Aim of the exercise: Where a line contains the word "bottom", copy that line in full.

Available data:
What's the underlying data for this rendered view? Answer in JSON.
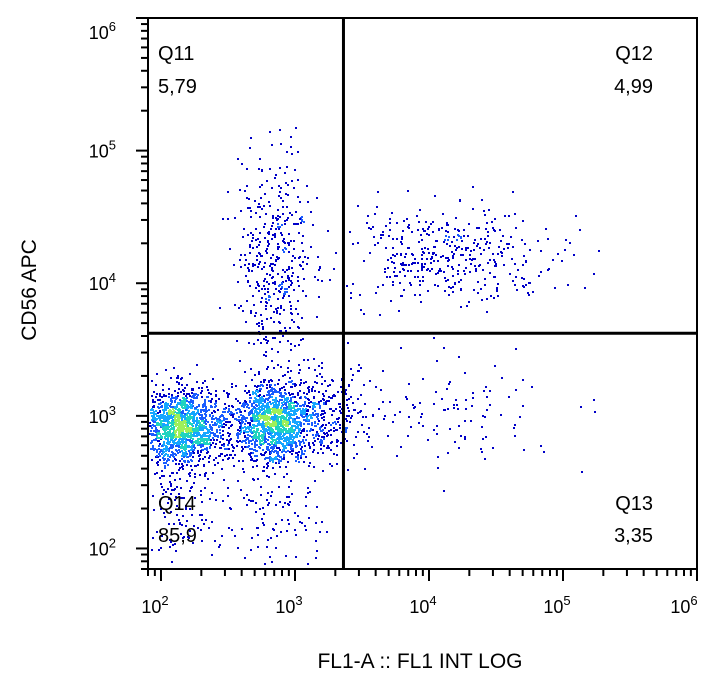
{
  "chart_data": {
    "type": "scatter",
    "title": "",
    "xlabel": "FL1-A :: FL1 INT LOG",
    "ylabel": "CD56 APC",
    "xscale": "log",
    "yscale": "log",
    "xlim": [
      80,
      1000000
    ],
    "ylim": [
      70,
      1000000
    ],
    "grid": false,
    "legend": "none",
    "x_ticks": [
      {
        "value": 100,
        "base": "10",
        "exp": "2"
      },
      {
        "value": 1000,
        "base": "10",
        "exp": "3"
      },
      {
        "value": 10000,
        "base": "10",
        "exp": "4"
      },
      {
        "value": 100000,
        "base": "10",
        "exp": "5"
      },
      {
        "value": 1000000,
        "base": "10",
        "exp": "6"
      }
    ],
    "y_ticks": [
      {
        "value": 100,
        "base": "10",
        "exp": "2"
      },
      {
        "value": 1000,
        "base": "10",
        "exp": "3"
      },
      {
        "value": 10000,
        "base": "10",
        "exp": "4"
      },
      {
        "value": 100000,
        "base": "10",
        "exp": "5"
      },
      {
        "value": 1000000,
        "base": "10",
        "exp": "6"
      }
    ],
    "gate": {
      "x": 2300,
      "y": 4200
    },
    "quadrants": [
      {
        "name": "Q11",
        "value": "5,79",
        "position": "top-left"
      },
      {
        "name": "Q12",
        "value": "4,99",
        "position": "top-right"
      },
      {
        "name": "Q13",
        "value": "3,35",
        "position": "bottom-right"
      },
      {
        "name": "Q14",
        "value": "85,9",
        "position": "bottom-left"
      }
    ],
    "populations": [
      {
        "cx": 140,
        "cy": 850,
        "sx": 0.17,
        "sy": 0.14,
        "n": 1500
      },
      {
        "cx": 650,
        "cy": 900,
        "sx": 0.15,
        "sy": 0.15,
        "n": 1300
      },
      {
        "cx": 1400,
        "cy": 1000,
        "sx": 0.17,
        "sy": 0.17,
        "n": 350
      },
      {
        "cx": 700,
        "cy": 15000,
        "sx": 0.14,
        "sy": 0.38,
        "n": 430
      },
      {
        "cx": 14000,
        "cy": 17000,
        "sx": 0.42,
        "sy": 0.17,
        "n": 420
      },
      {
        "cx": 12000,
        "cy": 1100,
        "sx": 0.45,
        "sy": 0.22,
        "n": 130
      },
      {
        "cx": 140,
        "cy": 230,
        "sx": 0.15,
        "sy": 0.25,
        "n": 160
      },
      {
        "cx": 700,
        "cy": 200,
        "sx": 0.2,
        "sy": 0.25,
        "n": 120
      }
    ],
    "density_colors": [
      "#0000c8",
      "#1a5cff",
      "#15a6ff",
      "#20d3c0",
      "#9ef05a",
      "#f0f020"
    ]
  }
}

Reply:
        "position": "bottom-right"
        "position": "bottom-left"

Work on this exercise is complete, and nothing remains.